Locate "What data populates" in the listing below, then output the line holding it and every line after it, exactly and with nothing else.

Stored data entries
::::

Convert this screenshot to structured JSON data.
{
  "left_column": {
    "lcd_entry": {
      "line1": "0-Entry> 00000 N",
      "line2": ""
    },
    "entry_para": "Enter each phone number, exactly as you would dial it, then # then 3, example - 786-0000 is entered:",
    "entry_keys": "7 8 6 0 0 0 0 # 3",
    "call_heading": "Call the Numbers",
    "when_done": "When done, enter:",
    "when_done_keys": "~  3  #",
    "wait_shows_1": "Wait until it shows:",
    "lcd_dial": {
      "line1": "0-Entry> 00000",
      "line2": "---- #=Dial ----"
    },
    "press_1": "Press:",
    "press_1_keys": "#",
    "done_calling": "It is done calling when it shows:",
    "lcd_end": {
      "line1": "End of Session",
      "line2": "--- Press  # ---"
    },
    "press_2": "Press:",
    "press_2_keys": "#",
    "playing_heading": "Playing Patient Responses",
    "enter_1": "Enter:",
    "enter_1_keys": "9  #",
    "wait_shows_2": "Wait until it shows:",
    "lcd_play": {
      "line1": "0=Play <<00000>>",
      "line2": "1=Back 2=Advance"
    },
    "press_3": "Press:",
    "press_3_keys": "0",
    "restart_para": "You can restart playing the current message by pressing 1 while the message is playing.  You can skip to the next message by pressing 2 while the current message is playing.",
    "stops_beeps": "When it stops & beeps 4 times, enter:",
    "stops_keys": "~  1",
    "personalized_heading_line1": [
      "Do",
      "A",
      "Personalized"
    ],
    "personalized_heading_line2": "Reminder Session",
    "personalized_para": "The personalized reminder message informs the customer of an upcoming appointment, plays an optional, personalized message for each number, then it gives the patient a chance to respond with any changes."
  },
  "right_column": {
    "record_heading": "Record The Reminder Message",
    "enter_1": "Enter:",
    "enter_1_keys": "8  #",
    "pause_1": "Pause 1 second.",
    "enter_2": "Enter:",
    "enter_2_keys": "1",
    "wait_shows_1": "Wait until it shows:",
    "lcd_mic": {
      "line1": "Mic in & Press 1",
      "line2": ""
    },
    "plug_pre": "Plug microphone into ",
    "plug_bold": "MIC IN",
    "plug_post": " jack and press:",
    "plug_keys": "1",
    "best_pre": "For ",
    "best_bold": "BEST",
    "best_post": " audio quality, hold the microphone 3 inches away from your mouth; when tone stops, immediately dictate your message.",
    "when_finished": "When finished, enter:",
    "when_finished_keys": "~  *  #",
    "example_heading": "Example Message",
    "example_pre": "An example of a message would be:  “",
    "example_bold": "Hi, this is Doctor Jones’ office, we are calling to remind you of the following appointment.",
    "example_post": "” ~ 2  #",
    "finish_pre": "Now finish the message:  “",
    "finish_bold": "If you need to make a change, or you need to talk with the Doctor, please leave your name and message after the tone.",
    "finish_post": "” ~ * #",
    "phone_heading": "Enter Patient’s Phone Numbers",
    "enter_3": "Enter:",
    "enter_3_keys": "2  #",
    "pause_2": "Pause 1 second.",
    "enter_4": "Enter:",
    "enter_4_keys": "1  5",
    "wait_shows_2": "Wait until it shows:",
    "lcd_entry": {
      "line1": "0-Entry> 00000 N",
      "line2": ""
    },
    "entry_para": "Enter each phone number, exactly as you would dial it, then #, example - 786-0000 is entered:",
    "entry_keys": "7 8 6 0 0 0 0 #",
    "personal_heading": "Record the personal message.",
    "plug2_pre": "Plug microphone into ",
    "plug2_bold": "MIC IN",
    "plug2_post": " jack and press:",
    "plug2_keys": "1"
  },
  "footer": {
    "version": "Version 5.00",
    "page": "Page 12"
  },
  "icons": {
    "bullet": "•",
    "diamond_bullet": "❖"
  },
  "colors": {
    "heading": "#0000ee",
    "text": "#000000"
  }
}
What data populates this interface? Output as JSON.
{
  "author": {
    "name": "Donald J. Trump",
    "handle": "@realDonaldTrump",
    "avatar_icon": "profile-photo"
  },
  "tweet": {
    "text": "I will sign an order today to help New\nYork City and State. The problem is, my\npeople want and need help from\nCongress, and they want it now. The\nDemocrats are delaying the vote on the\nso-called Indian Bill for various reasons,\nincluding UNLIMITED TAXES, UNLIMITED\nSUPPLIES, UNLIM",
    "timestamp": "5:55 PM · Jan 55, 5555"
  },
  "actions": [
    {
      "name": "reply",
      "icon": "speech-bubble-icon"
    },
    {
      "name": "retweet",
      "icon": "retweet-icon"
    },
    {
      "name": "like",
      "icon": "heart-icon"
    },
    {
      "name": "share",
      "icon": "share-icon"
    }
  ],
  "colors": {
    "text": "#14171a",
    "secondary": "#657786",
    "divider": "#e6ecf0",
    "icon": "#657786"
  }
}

::::

### [Result for this exercise]
What data populates this interface? Output as JSON.
{
  "author": {
    "name": "Donald J. Trump",
    "handle": "@realDonaldTrump",
    "avatar_icon": "profile-photo"
  },
  "tweet": {
    "text": "I will sign an order today to help New\nYork City and State. The problem is, my\npeople want and need help from\nCongress, and they want it now. The\nDemocrats are delaying the vote on the\nso-called Indian Bill for various reasons,\nincluding UNLIMITED TAXES, UNLIMITED\nSUPPLIES, UNLIM",
    "timestamp": "5:55 PM · Jan 55, 5555"
  },
  "actions": [
    {
      "name": "reply",
      "icon": "speech-bubble-icon"
    },
    {
      "name": "retweet",
      "icon": "retweet-icon"
    },
    {
      "name": "like",
      "icon": "heart-icon"
    },
    {
      "name": "share",
      "icon": "share-icon"
    }
  ],
  "colors": {
    "text": "#14171a",
    "secondary": "#657786",
    "divider": "#e6ecf0",
    "icon": "#657786"
  }
}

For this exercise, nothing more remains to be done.